**Data excerpts**
* BEGIN *
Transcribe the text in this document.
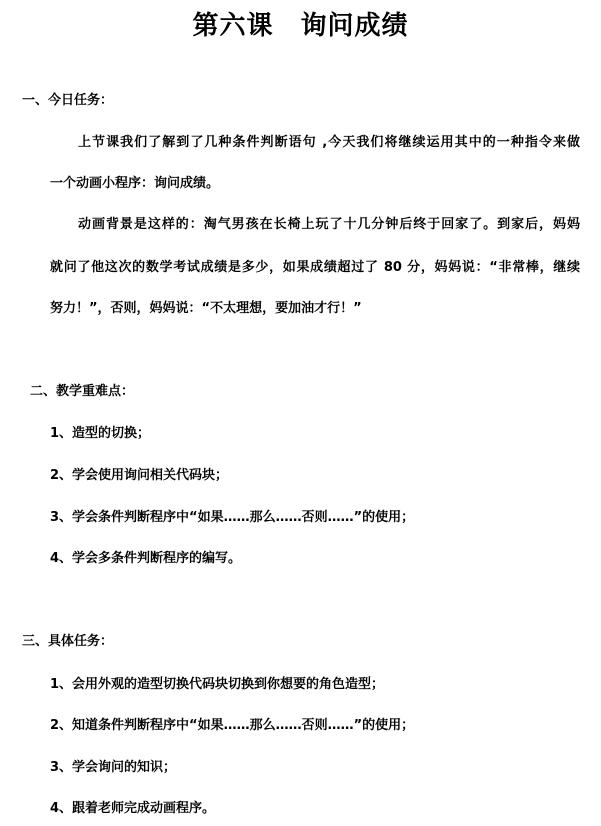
第六课　询问成绩
一、今日任务：
上节课我们了解到了几种条件判断语句 ,今天我们将继续运用其中的一种指令来做
一个动画小程序：询问成绩。
动画背景是这样的：淘气男孩在长椅上玩了十几分钟后终于回家了。到家后，妈妈
就问了他这次的数学考试成绩是多少，如果成绩超过了 80 分，妈妈说：“非常棒，继续
努力！”，否则，妈妈说：“不太理想，要加油才行！”
二、教学重难点：
1、造型的切换；
2、学会使用询问相关代码块；
3、学会条件判断程序中“如果……那么……否则……”的使用；
4、学会多条件判断程序的编写。
三、具体任务：
1、会用外观的造型切换代码块切换到你想要的角色造型；
2、知道条件判断程序中“如果……那么……否则……”的使用；
3、学会询问的知识；
4、跟着老师完成动画程序。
* END *
**Task to carry out**
Quote in full the listing given above; the images are to be left out.

**Response to this exercise**
Transcribe the text in this document.
第六课　询问成绩
一、今日任务：
上节课我们了解到了几种条件判断语句 ,今天我们将继续运用其中的一种指令来做
一个动画小程序：询问成绩。
动画背景是这样的：淘气男孩在长椅上玩了十几分钟后终于回家了。到家后，妈妈
就问了他这次的数学考试成绩是多少，如果成绩超过了 80 分，妈妈说：“非常棒，继续
努力！”，否则，妈妈说：“不太理想，要加油才行！”
二、教学重难点：
1、造型的切换；
2、学会使用询问相关代码块；
3、学会条件判断程序中“如果……那么……否则……”的使用；
4、学会多条件判断程序的编写。
三、具体任务：
1、会用外观的造型切换代码块切换到你想要的角色造型；
2、知道条件判断程序中“如果……那么……否则……”的使用；
3、学会询问的知识；
4、跟着老师完成动画程序。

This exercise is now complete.